- WHAT THE EXERCISE ASKS -
Write the entries below out again exactly; any picture in them stays out.

- RECORDS FOR THIS TASK -
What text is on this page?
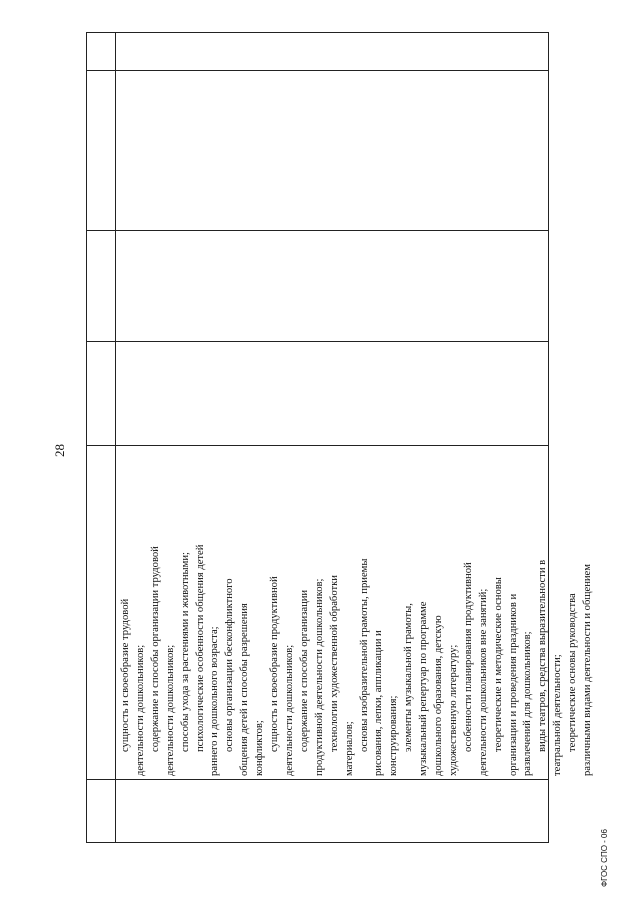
28
сущность и своеобразие трудовой деятельности дошкольников; содержание и способы организации трудовой деятельности дошкольников; способы ухода за растениями и животными; психологические особенности общения детей раннего и дошкольного возраста; основы организации бесконфликтного общения детей и способы разрешения конфликтов; сущность и своеобразие продуктивной деятельности дошкольников; содержание и способы организации продуктивной деятельности дошкольников; технологии художественной обработки материалов; основы изобразительной грамоты, приемы рисования, лепки, аппликации и конструирования; элементы музыкальной грамоты, музыкальный репертуар по программе дошкольного образования, детскую художественную литературу; особенности планирования продуктивной деятельности дошкольников вне занятий; теоретические и методические основы организации и проведения праздников и развлечений для дошкольников; виды театров, средства выразительности в театральной деятельности; теоретические основы руководства различными видами деятельности и общением
ФГОС СПО - 06
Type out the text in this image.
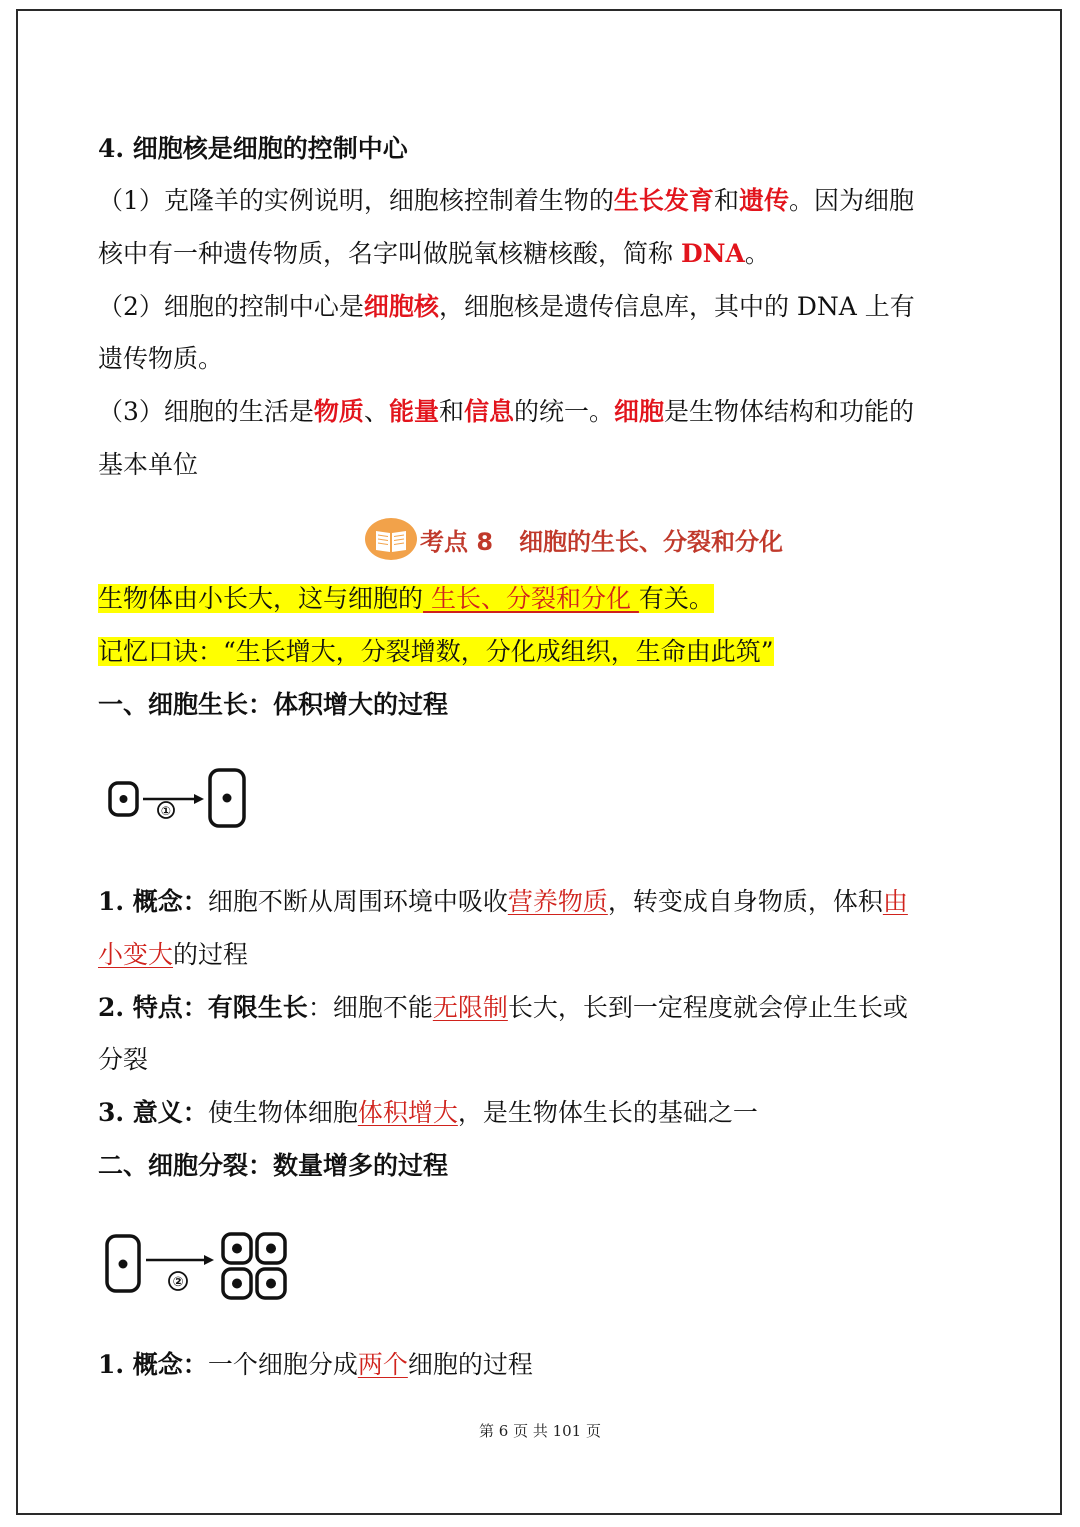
4. 细胞核是细胞的控制中心
（1）克隆羊的实例说明，细胞核控制着生物的生长发育和遗传。因为细胞
核中有一种遗传物质，名字叫做脱氧核糖核酸，简称 DNA。
（2）细胞的控制中心是细胞核，细胞核是遗传信息库，其中的 DNA 上有
遗传物质。
（3）细胞的生活是物质、能量和信息的统一。细胞是生物体结构和功能的
基本单位
考点 8 细胞的生长、分裂和分化
生物体由小长大，这与细胞的 生长、分裂和分化 有关。
记忆口诀：“生长增大，分裂增数，分化成组织，生命由此筑”
一、细胞生长：体积增大的过程
①
1. 概念：细胞不断从周围环境中吸收营养物质，转变成自身物质，体积由
小变大的过程
2. 特点：有限生长：细胞不能无限制长大，长到一定程度就会停止生长或
分裂
3. 意义：使生物体细胞体积增大，是生物体生长的基础之一
二、细胞分裂：数量增多的过程
②
1. 概念：一个细胞分成两个细胞的过程
第 6 页 共 101 页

- SOLUTION TO THE EXERCISE -
What text is on this page?
28
сущность и своеобразие трудовой деятельности дошкольников; содержание и способы организации трудовой деятельности дошкольников; способы ухода за растениями и животными; психологические особенности общения детей раннего и дошкольного возраста; основы организации бесконфликтного общения детей и способы разрешения конфликтов; сущность и своеобразие продуктивной деятельности дошкольников; содержание и способы организации продуктивной деятельности дошкольников; технологии художественной обработки материалов; основы изобразительной грамоты, приемы рисования, лепки, аппликации и конструирования; элементы музыкальной грамоты, музыкальный репертуар по программе дошкольного образования, детскую художественную литературу; особенности планирования продуктивной деятельности дошкольников вне занятий; теоретические и методические основы организации и проведения праздников и развлечений для дошкольников; виды театров, средства выразительности в театральной деятельности; теоретические основы руководства различными видами деятельности и общением
ФГОС СПО - 06
Type out the text in this image.
4. 细胞核是细胞的控制中心
（1）克隆羊的实例说明，细胞核控制着生物的生长发育和遗传。因为细胞
核中有一种遗传物质，名字叫做脱氧核糖核酸，简称 DNA。
（2）细胞的控制中心是细胞核，细胞核是遗传信息库，其中的 DNA 上有
遗传物质。
（3）细胞的生活是物质、能量和信息的统一。细胞是生物体结构和功能的
基本单位
考点 8 细胞的生长、分裂和分化
生物体由小长大，这与细胞的 生长、分裂和分化 有关。
记忆口诀：“生长增大，分裂增数，分化成组织，生命由此筑”
一、细胞生长：体积增大的过程
①
1. 概念：细胞不断从周围环境中吸收营养物质，转变成自身物质，体积由
小变大的过程
2. 特点：有限生长：细胞不能无限制长大，长到一定程度就会停止生长或
分裂
3. 意义：使生物体细胞体积增大，是生物体生长的基础之一
二、细胞分裂：数量增多的过程
②
1. 概念：一个细胞分成两个细胞的过程
第 6 页 共 101 页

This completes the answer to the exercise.